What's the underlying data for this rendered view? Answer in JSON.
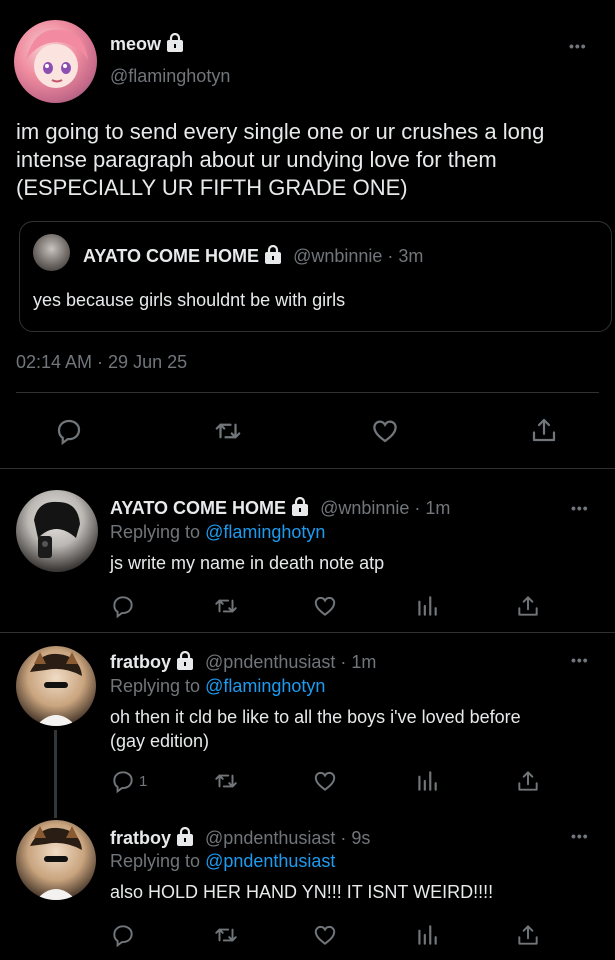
{
  "main_tweet": {
    "display_name": "meow",
    "handle": "@flaminghotyn",
    "text": "im going to send every single one or ur crushes a long intense paragraph about ur undying love for them (ESPECIALLY UR FIFTH GRADE ONE)",
    "timestamp": "02:14 AM · 29 Jun 25",
    "more": "•••"
  },
  "quote": {
    "display_name": "AYATO COME HOME",
    "handle": "@wnbinnie",
    "time": "· 3m",
    "text": "yes because girls shouldnt be with girls"
  },
  "replies": [
    {
      "display_name": "AYATO COME HOME",
      "handle": "@wnbinnie",
      "time": "· 1m",
      "replying_prefix": "Replying to",
      "replying_to": "@flaminghotyn",
      "text_lines": [
        "js write my name in death note atp"
      ],
      "reply_count": ""
    },
    {
      "display_name": "fratboy",
      "handle": "@pndenthusiast",
      "time": "· 1m",
      "replying_prefix": "Replying to",
      "replying_to": "@flaminghotyn",
      "text_lines": [
        "oh then it cld be like to all the boys i've loved before",
        "(gay edition)"
      ],
      "reply_count": "1"
    },
    {
      "display_name": "fratboy",
      "handle": "@pndenthusiast",
      "time": "· 9s",
      "replying_prefix": "Replying to",
      "replying_to": "@pndenthusiast",
      "text_lines": [
        "also HOLD HER HAND YN!!! IT ISNT WEIRD!!!!"
      ],
      "reply_count": ""
    }
  ],
  "colors": {
    "background": "#000000",
    "text": "#e7e9ea",
    "muted": "#71767b",
    "link": "#1d9bf0",
    "divider": "#2f3336"
  },
  "icons": [
    "lock-icon",
    "more-icon",
    "reply-icon",
    "retweet-icon",
    "like-icon",
    "views-icon",
    "share-icon"
  ]
}
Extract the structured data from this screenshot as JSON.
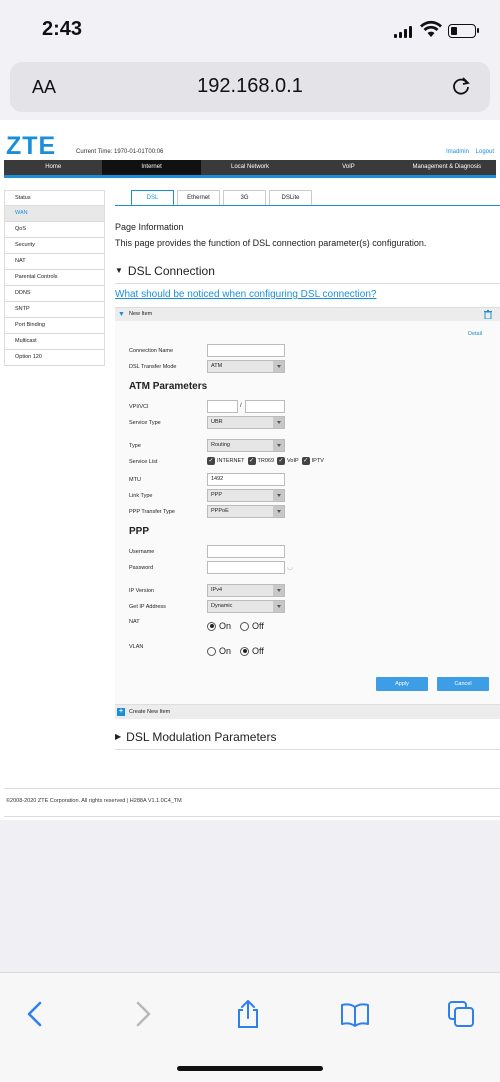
{
  "status_bar": {
    "time": "2:43"
  },
  "browser": {
    "text_size_label": "AA",
    "url": "192.168.0.1"
  },
  "router": {
    "logo": "ZTE",
    "current_time": "Current Time: 1970-01-01T00:06",
    "user": "lmadmin",
    "logout": "Logout",
    "top_nav": [
      "Home",
      "Internet",
      "Local Network",
      "VoIP",
      "Management & Diagnosis"
    ],
    "active_top_nav": "Internet",
    "sidebar": [
      "Status",
      "WAN",
      "QoS",
      "Security",
      "NAT",
      "Parental Controls",
      "DDNS",
      "SNTP",
      "Port Binding",
      "Multicast",
      "Option 120"
    ],
    "active_sidebar": "WAN",
    "tabs": [
      "DSL",
      "Ethernet",
      "3G",
      "DSLite"
    ],
    "active_tab": "DSL",
    "page_info_title": "Page Information",
    "page_info_text": "This page provides the function of DSL connection parameter(s) configuration.",
    "dsl_connection_heading": "DSL Connection",
    "notice_link": "What should be noticed when configuring DSL connection?",
    "new_item_label": "New Item",
    "detail_link": "Detail",
    "form": {
      "connection_name_label": "Connection Name",
      "connection_name_value": "",
      "transfer_mode_label": "DSL Transfer Mode",
      "transfer_mode_value": "ATM",
      "atm_heading": "ATM Parameters",
      "vpi_vci_label": "VPI/VCI",
      "vpi_value": "",
      "vci_value": "",
      "vpi_separator": "/",
      "service_type_label": "Service Type",
      "service_type_value": "UBR",
      "type_label": "Type",
      "type_value": "Routing",
      "service_list_label": "Service List",
      "service_list": [
        "INTERNET",
        "TR069",
        "VoIP",
        "IPTV"
      ],
      "mtu_label": "MTU",
      "mtu_value": "1492",
      "link_type_label": "Link Type",
      "link_type_value": "PPP",
      "ppp_transfer_label": "PPP Transfer Type",
      "ppp_transfer_value": "PPPoE",
      "ppp_heading": "PPP",
      "username_label": "Username",
      "username_value": "",
      "password_label": "Password",
      "password_value": "",
      "ip_version_label": "IP Version",
      "ip_version_value": "IPv4",
      "get_ip_label": "Get IP Address",
      "get_ip_value": "Dynamic",
      "nat_label": "NAT",
      "nat_on": "On",
      "nat_off": "Off",
      "nat_selected": "On",
      "vlan_label": "VLAN",
      "vlan_on": "On",
      "vlan_off": "Off",
      "vlan_selected": "Off",
      "apply_label": "Apply",
      "cancel_label": "Cancel"
    },
    "create_new_item": "Create New Item",
    "modulation_heading": "DSL Modulation Parameters",
    "footer": "©2008-2020 ZTE Corporation. All rights reserved  |   H288A V1.1.0C4_TM"
  },
  "colors": {
    "accent": "#1a8fd8",
    "button": "#3d9ee6",
    "nav": "#3a3a3a"
  },
  "toolbar_icons": [
    "back-icon",
    "forward-icon",
    "share-icon",
    "bookmarks-icon",
    "tabs-icon"
  ]
}
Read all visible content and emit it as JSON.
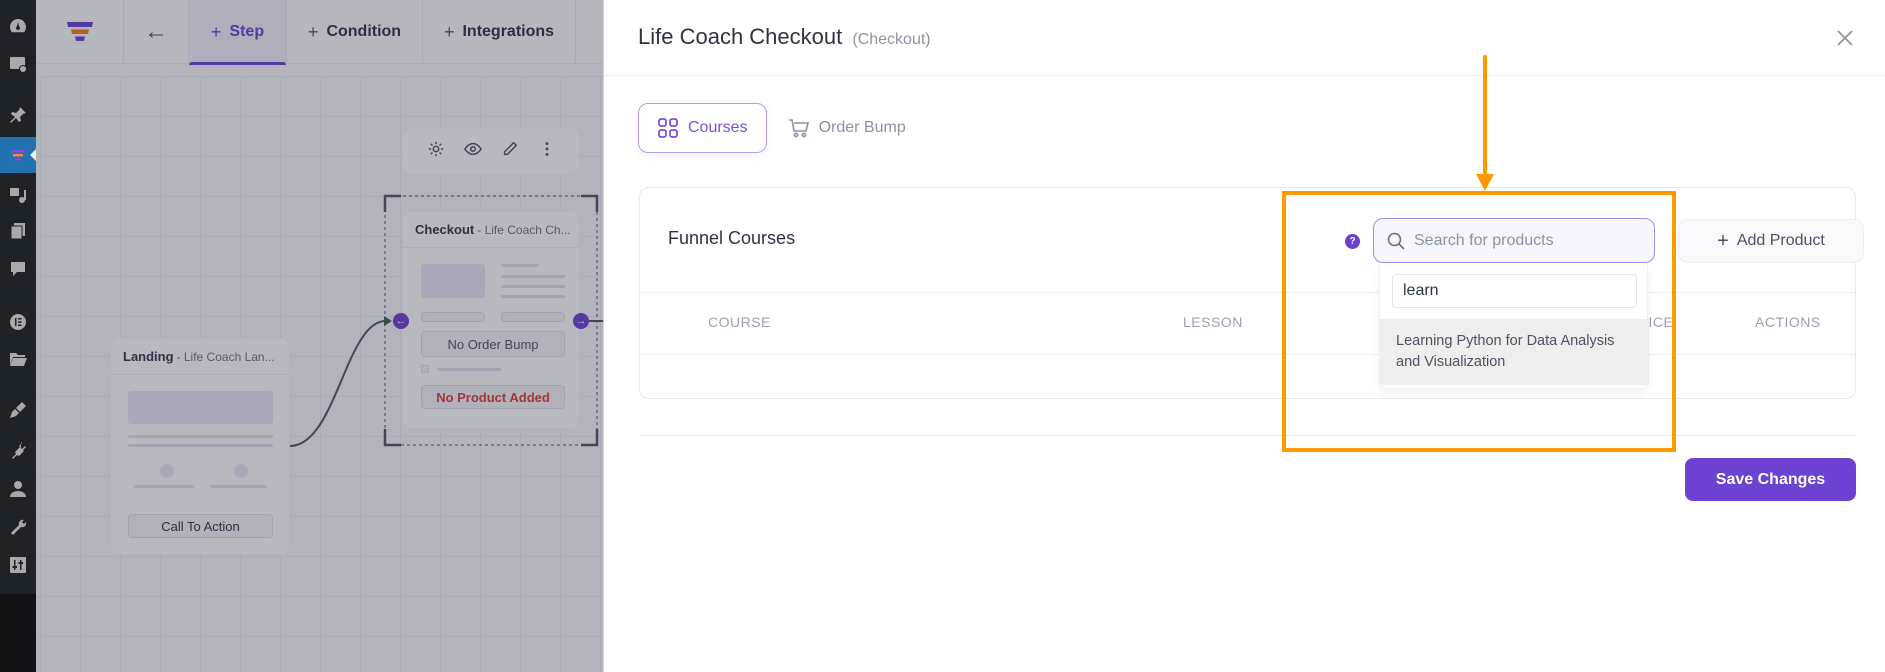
{
  "wp_sidebar": {
    "items": [
      {
        "icon": "dashboard-icon"
      },
      {
        "icon": "site-check-icon"
      },
      {
        "icon": "pin-icon"
      },
      {
        "icon": "funnel-icon",
        "active": true
      },
      {
        "icon": "media-icon"
      },
      {
        "icon": "pages-icon"
      },
      {
        "icon": "comments-icon"
      },
      {
        "icon": "elementor-icon"
      },
      {
        "icon": "folder-icon"
      },
      {
        "icon": "appearance-icon"
      },
      {
        "icon": "plugins-icon"
      },
      {
        "icon": "users-icon"
      },
      {
        "icon": "tools-icon"
      },
      {
        "icon": "settings-icon"
      },
      {
        "icon": "play-icon"
      }
    ]
  },
  "builder": {
    "topbar": {
      "back_label": "←",
      "tabs": [
        {
          "label": "Step",
          "active": true
        },
        {
          "label": "Condition"
        },
        {
          "label": "Integrations"
        }
      ]
    },
    "nodes": {
      "landing": {
        "type": "Landing",
        "name": "- Life Coach Lan...",
        "cta_label": "Call To Action"
      },
      "checkout": {
        "type": "Checkout",
        "name": "- Life Coach Ch...",
        "order_bump_label": "No Order Bump",
        "no_product_label": "No Product Added"
      }
    }
  },
  "panel": {
    "title": "Life Coach Checkout",
    "subtitle": "(Checkout)",
    "tabs": [
      {
        "label": "Courses",
        "icon": "grid-icon",
        "active": true
      },
      {
        "label": "Order Bump",
        "icon": "cart-icon"
      }
    ],
    "card": {
      "title": "Funnel Courses",
      "help_label": "?",
      "search": {
        "placeholder": "Search for products",
        "value": ""
      },
      "add_product_label": "Add Product",
      "dropdown": {
        "query": "learn",
        "options": [
          "Learning Python for Data Analysis and Visualization"
        ]
      },
      "columns": [
        "COURSE",
        "LESSON",
        "PRICE",
        "ACTIONS"
      ],
      "rows": []
    },
    "save_label": "Save Changes"
  },
  "annotation": {
    "color": "#ff9900"
  }
}
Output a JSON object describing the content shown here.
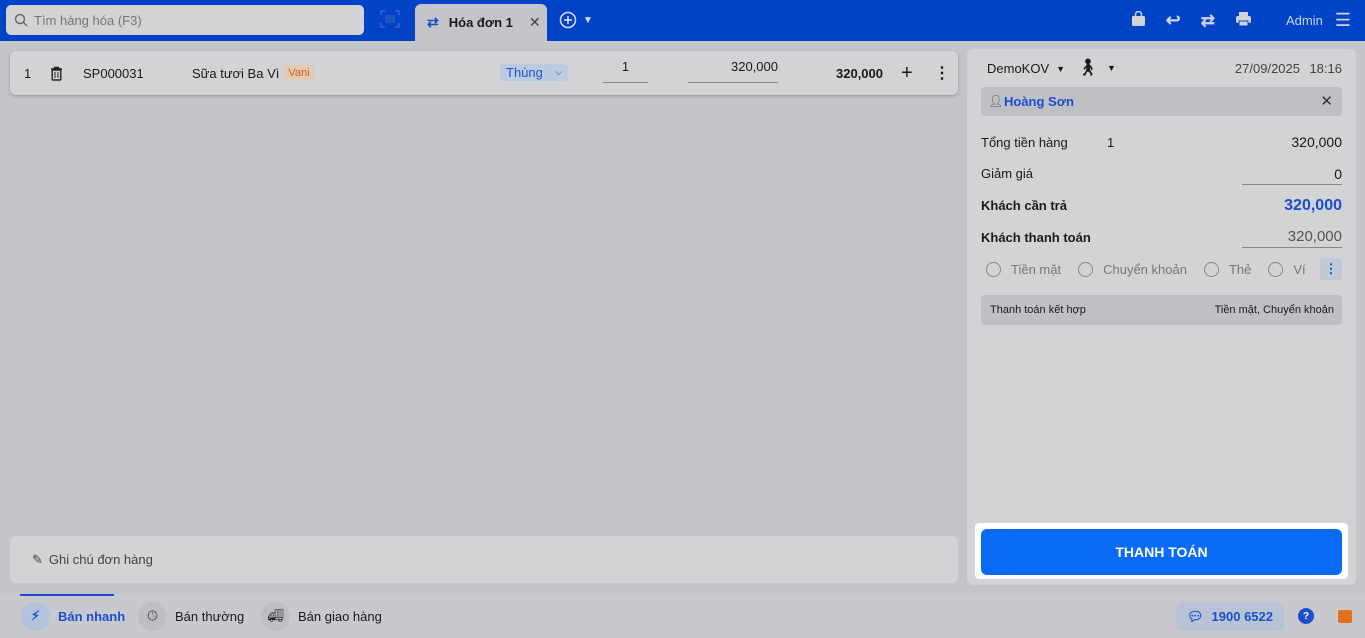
{
  "header": {
    "search_placeholder": "Tìm hàng hóa (F3)",
    "tab_label": "Hóa đơn 1",
    "user": "Admin"
  },
  "line": {
    "index": "1",
    "code": "SP000031",
    "name": "Sữa tươi Ba Vì",
    "variant": "Vani",
    "unit": "Thùng",
    "quantity": "1",
    "price": "320,000",
    "total": "320,000"
  },
  "note_placeholder": "Ghi chú đơn hàng",
  "summary": {
    "branch": "DemoKOV",
    "date": "27/09/2025",
    "time": "18:16",
    "customer": "Hoàng Sơn",
    "total_label": "Tổng tiền hàng",
    "total_count": "1",
    "total_value": "320,000",
    "discount_label": "Giảm giá",
    "discount_value": "0",
    "due_label": "Khách cần trả",
    "due_value": "320,000",
    "paid_label": "Khách thanh toán",
    "paid_value": "320,000",
    "methods": [
      "Tiền mặt",
      "Chuyển khoản",
      "Thẻ",
      "Ví"
    ],
    "combo_label": "Thanh toán kết hợp",
    "combo_value": "Tiền mặt, Chuyển khoản",
    "pay_button": "THANH TOÁN"
  },
  "footer": {
    "modes": [
      "Bán nhanh",
      "Bán thường",
      "Bán giao hàng"
    ],
    "hotline": "1900 6522"
  }
}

## Goal:
Report only the number of lines in the data above that contain "Life".

## Worked answer:
3